> **What this task involves**: Without the pictures, give the entries below again exactly as written.

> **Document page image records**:
◇ ◇ ◇ ◇ ◇

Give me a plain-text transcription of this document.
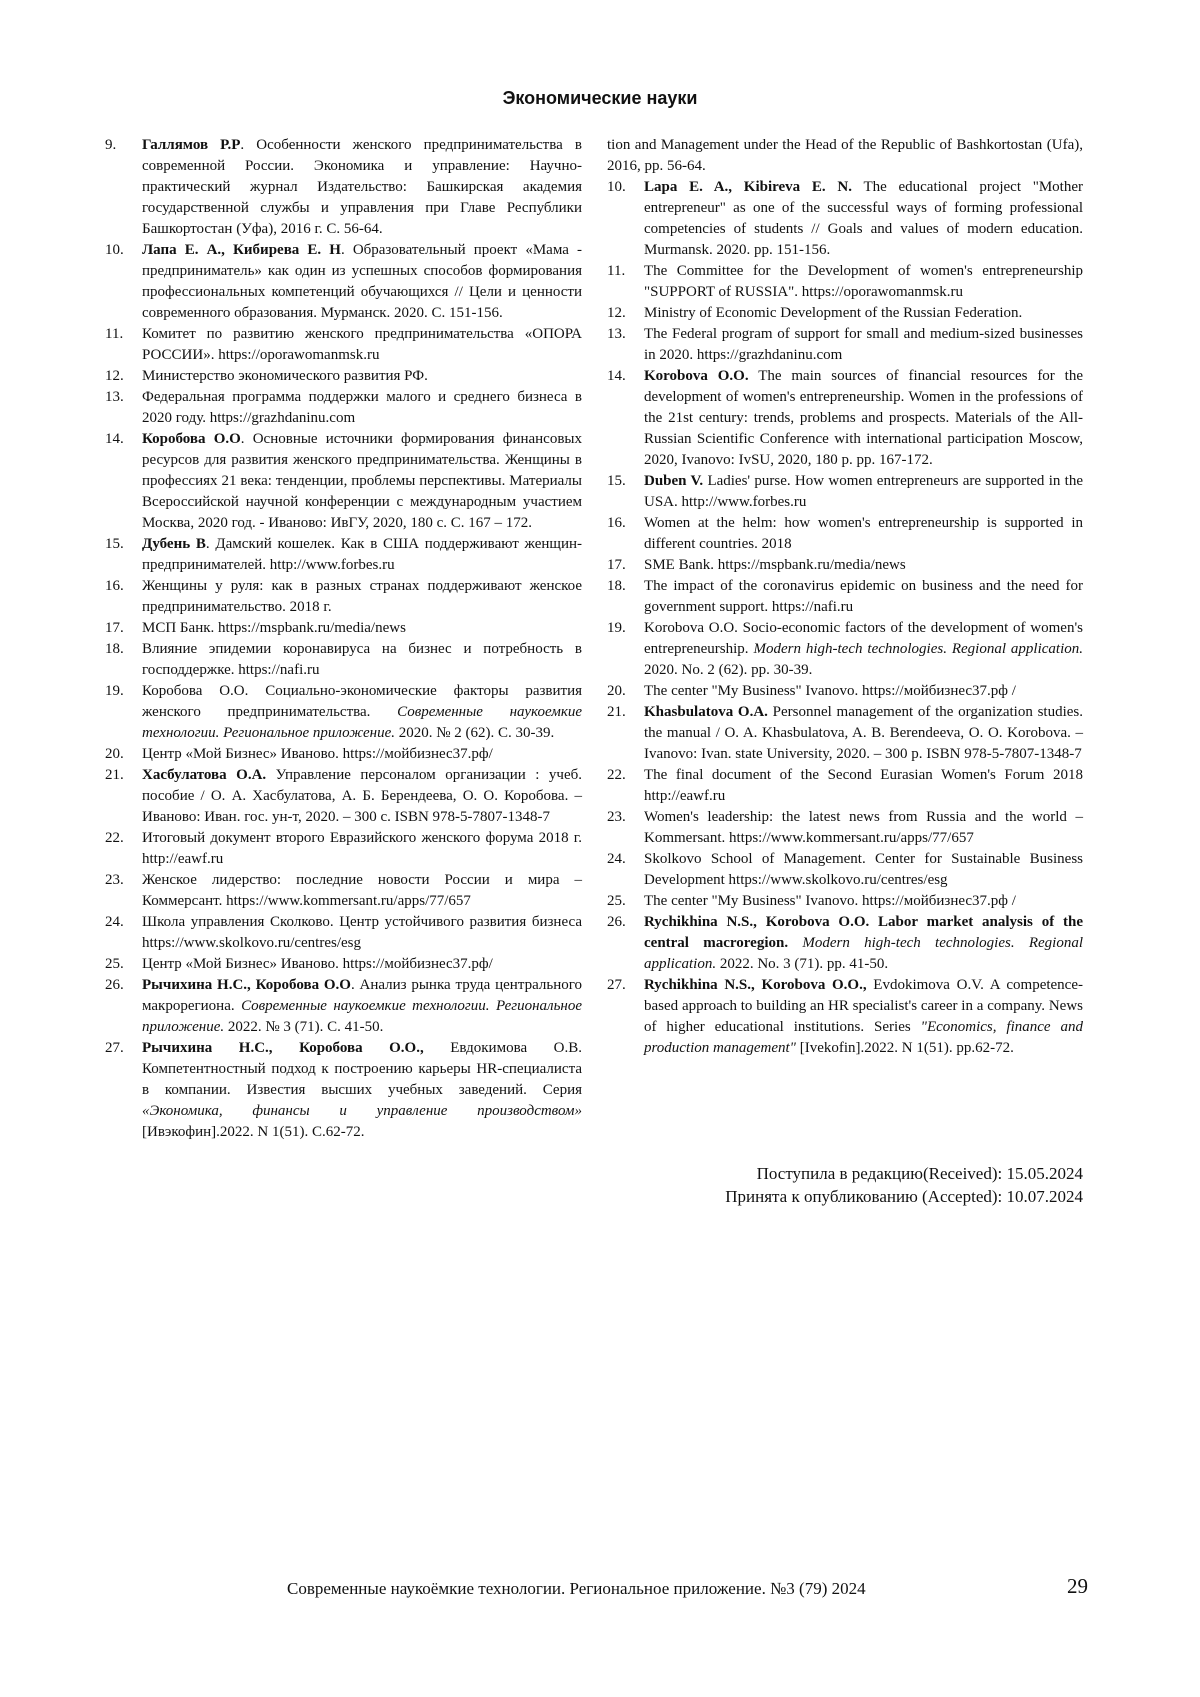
Экономические науки
9. Галлямов Р.Р. Особенности женского предпринимательства в современной России. Экономика и управление: Научно-практический журнал Издательство: Башкирская академия государственной службы и управления при Главе Республики Башкортостан (Уфа), 2016 г. С. 56-64.
10. Лапа Е. А., Кибирева Е. Н. Образовательный проект «Мама - предприниматель» как один из успешных способов формирования профессиональных компетенций обучающихся // Цели и ценности современного образования. Мурманск. 2020. С. 151-156.
11. Комитет по развитию женского предпринимательства «ОПОРА РОССИИ». https://oporawomanmsk.ru
12. Министерство экономического развития РФ.
13. Федеральная программа поддержки малого и среднего бизнеса в 2020 году. https://grazhdaninu.com
14. Коробова О.О. Основные источники формирования финансовых ресурсов для развития женского предпринимательства. Женщины в профессиях 21 века: тенденции, проблемы перспективы. Материалы Всероссийской научной конференции с международным участием Москва, 2020 год. - Иваново: ИвГУ, 2020, 180 с. С. 167 – 172.
15. Дубень В. Дамский кошелек. Как в США поддерживают женщин-предпринимателей. http://www.forbes.ru
16. Женщины у руля: как в разных странах поддерживают женское предпринимательство. 2018 г.
17. МСП Банк. https://mspbank.ru/media/news
18. Влияние эпидемии коронавируса на бизнес и потребность в господдержке. https://nafi.ru
19. Коробова О.О. Социально-экономические факторы развития женского предпринимательства. Современные наукоемкие технологии. Региональное приложение. 2020. № 2 (62). С. 30-39.
20. Центр «Мой Бизнес» Иваново. https://мойбизнес37.рф/
21. Хасбулатова О.А. Управление персоналом организации : учеб. пособие / О. А. Хасбулатова, А. Б. Берендеева, О. О. Коробова. – Иваново: Иван. гос. ун-т, 2020. – 300 с. ISBN 978-5-7807-1348-7
22. Итоговый документ второго Евразийского женского форума 2018 г. http://eawf.ru
23. Женское лидерство: последние новости России и мира – Коммерсант. https://www.kommersant.ru/apps/77/657
24. Школа управления Сколково. Центр устойчивого развития бизнеса https://www.skolkovo.ru/centres/esg
25. Центр «Мой Бизнес» Иваново. https://мойбизнес37.рф/
26. Рычихина Н.С., Коробова О.О. Анализ рынка труда центрального макрорегиона. Современные наукоемкие технологии. Региональное приложение. 2022. № 3 (71). С. 41-50.
27. Рычихина Н.С., Коробова О.О., Евдокимова О.В. Компетентностный подход к построению карьеры HR-специалиста в компании. Известия высших учебных заведений. Серия «Экономика, финансы и управление производством» [Ивэкофин].2022. N 1(51). С.62-72.
tion and Management under the Head of the Republic of Bashkortostan (Ufa), 2016, pp. 56-64.
10. Lapa E. A., Kibireva E. N. The educational project "Mother entrepreneur" as one of the successful ways of forming professional competencies of students // Goals and values of modern education. Murmansk. 2020. pp. 151-156.
11. The Committee for the Development of women's entrepreneurship "SUPPORT of RUSSIA". https://oporawomanmsk.ru
12. Ministry of Economic Development of the Russian Federation.
13. The Federal program of support for small and medium-sized businesses in 2020. https://grazhdaninu.com
14. Korobova O.O. The main sources of financial resources for the development of women's entrepreneurship. Women in the professions of the 21st century: trends, problems and prospects. Materials of the All-Russian Scientific Conference with international participation Moscow, 2020, Ivanovo: IvSU, 2020, 180 p. pp. 167-172.
15. Duben V. Ladies' purse. How women entrepreneurs are supported in the USA. http://www.forbes.ru
16. Women at the helm: how women's entrepreneurship is supported in different countries. 2018
17. SME Bank. https://mspbank.ru/media/news
18. The impact of the coronavirus epidemic on business and the need for government support. https://nafi.ru
19. Korobova O.O. Socio-economic factors of the development of women's entrepreneurship. Modern high-tech technologies. Regional application. 2020. No. 2 (62). pp. 30-39.
20. The center "My Business" Ivanovo. https://мойбизнес37.рф /
21. Khasbulatova O.A. Personnel management of the organization studies. the manual / O. A. Khasbulatova, A. B. Berendeeva, O. O. Korobova. – Ivanovo: Ivan. state University, 2020. – 300 p. ISBN 978-5-7807-1348-7
22. The final document of the Second Eurasian Women's Forum 2018 http://eawf.ru
23. Women's leadership: the latest news from Russia and the world – Kommersant. https://www.kommersant.ru/apps/77/657
24. Skolkovo School of Management. Center for Sustainable Business Development https://www.skolkovo.ru/centres/esg
25. The center "My Business" Ivanovo. https://мойбизнес37.рф /
26. Rychikhina N.S., Korobova O.O. Labor market analysis of the central macroregion. Modern high-tech technologies. Regional application. 2022. No. 3 (71). pp. 41-50.
27. Rychikhina N.S., Korobova O.O., Evdokimova O.V. A competence-based approach to building an HR specialist's career in a company. News of higher educational institutions. Series "Economics, finance and production management" [Ivekofin].2022. N 1(51). pp.62-72.
Поступила в редакцию(Received): 15.05.2024
Принята к опубликованию (Accepted): 10.07.2024
Современные наукоёмкие технологии. Региональное приложение. №3 (79) 2024	29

◇ ◇ ◇ ◇ ◇

> **Written reply**:
Give me a plain-text transcription of this document.
Экономические науки
9. Галлямов Р.Р. Особенности женского предпринимательства в современной России. Экономика и управление: Научно-практический журнал Издательство: Башкирская академия государственной службы и управления при Главе Республики Башкортостан (Уфа), 2016 г. С. 56-64.
10. Лапа Е. А., Кибирева Е. Н. Образовательный проект «Мама - предприниматель» как один из успешных способов формирования профессиональных компетенций обучающихся // Цели и ценности современного образования. Мурманск. 2020. С. 151-156.
11. Комитет по развитию женского предпринимательства «ОПОРА РОССИИ». https://oporawomanmsk.ru
12. Министерство экономического развития РФ.
13. Федеральная программа поддержки малого и среднего бизнеса в 2020 году. https://grazhdaninu.com
14. Коробова О.О. Основные источники формирования финансовых ресурсов для развития женского предпринимательства. Женщины в профессиях 21 века: тенденции, проблемы перспективы. Материалы Всероссийской научной конференции с международным участием Москва, 2020 год. - Иваново: ИвГУ, 2020, 180 с. С. 167 – 172.
15. Дубень В. Дамский кошелек. Как в США поддерживают женщин-предпринимателей. http://www.forbes.ru
16. Женщины у руля: как в разных странах поддерживают женское предпринимательство. 2018 г.
17. МСП Банк. https://mspbank.ru/media/news
18. Влияние эпидемии коронавируса на бизнес и потребность в господдержке. https://nafi.ru
19. Коробова О.О. Социально-экономические факторы развития женского предпринимательства. Современные наукоемкие технологии. Региональное приложение. 2020. № 2 (62). С. 30-39.
20. Центр «Мой Бизнес» Иваново. https://мойбизнес37.рф/
21. Хасбулатова О.А. Управление персоналом организации : учеб. пособие / О. А. Хасбулатова, А. Б. Берендеева, О. О. Коробова. – Иваново: Иван. гос. ун-т, 2020. – 300 с. ISBN 978-5-7807-1348-7
22. Итоговый документ второго Евразийского женского форума 2018 г. http://eawf.ru
23. Женское лидерство: последние новости России и мира – Коммерсант. https://www.kommersant.ru/apps/77/657
24. Школа управления Сколково. Центр устойчивого развития бизнеса https://www.skolkovo.ru/centres/esg
25. Центр «Мой Бизнес» Иваново. https://мойбизнес37.рф/
26. Рычихина Н.С., Коробова О.О. Анализ рынка труда центрального макрорегиона. Современные наукоемкие технологии. Региональное приложение. 2022. № 3 (71). С. 41-50.
27. Рычихина Н.С., Коробова О.О., Евдокимова О.В. Компетентностный подход к построению карьеры HR-специалиста в компании. Известия высших учебных заведений. Серия «Экономика, финансы и управление производством» [Ивэкофин].2022. N 1(51). С.62-72.
tion and Management under the Head of the Republic of Bashkortostan (Ufa), 2016, pp. 56-64.
10. Lapa E. A., Kibireva E. N. The educational project "Mother entrepreneur" as one of the successful ways of forming professional competencies of students // Goals and values of modern education. Murmansk. 2020. pp. 151-156.
11. The Committee for the Development of women's entrepreneurship "SUPPORT of RUSSIA". https://oporawomanmsk.ru
12. Ministry of Economic Development of the Russian Federation.
13. The Federal program of support for small and medium-sized businesses in 2020. https://grazhdaninu.com
14. Korobova O.O. The main sources of financial resources for the development of women's entrepreneurship. Women in the professions of the 21st century: trends, problems and prospects. Materials of the All-Russian Scientific Conference with international participation Moscow, 2020, Ivanovo: IvSU, 2020, 180 p. pp. 167-172.
15. Duben V. Ladies' purse. How women entrepreneurs are supported in the USA. http://www.forbes.ru
16. Women at the helm: how women's entrepreneurship is supported in different countries. 2018
17. SME Bank. https://mspbank.ru/media/news
18. The impact of the coronavirus epidemic on business and the need for government support. https://nafi.ru
19. Korobova O.O. Socio-economic factors of the development of women's entrepreneurship. Modern high-tech technologies. Regional application. 2020. No. 2 (62). pp. 30-39.
20. The center "My Business" Ivanovo. https://мойбизнес37.рф /
21. Khasbulatova O.A. Personnel management of the organization studies. the manual / O. A. Khasbulatova, A. B. Berendeeva, O. O. Korobova. – Ivanovo: Ivan. state University, 2020. – 300 p. ISBN 978-5-7807-1348-7
22. The final document of the Second Eurasian Women's Forum 2018 http://eawf.ru
23. Women's leadership: the latest news from Russia and the world – Kommersant. https://www.kommersant.ru/apps/77/657
24. Skolkovo School of Management. Center for Sustainable Business Development https://www.skolkovo.ru/centres/esg
25. The center "My Business" Ivanovo. https://мойбизнес37.рф /
26. Rychikhina N.S., Korobova O.O. Labor market analysis of the central macroregion. Modern high-tech technologies. Regional application. 2022. No. 3 (71). pp. 41-50.
27. Rychikhina N.S., Korobova O.O., Evdokimova O.V. A competence-based approach to building an HR specialist's career in a company. News of higher educational institutions. Series "Economics, finance and production management" [Ivekofin].2022. N 1(51). pp.62-72.
Поступила в редакцию(Received): 15.05.2024
Принята к опубликованию (Accepted): 10.07.2024
Современные наукоёмкие технологии. Региональное приложение. №3 (79) 2024	29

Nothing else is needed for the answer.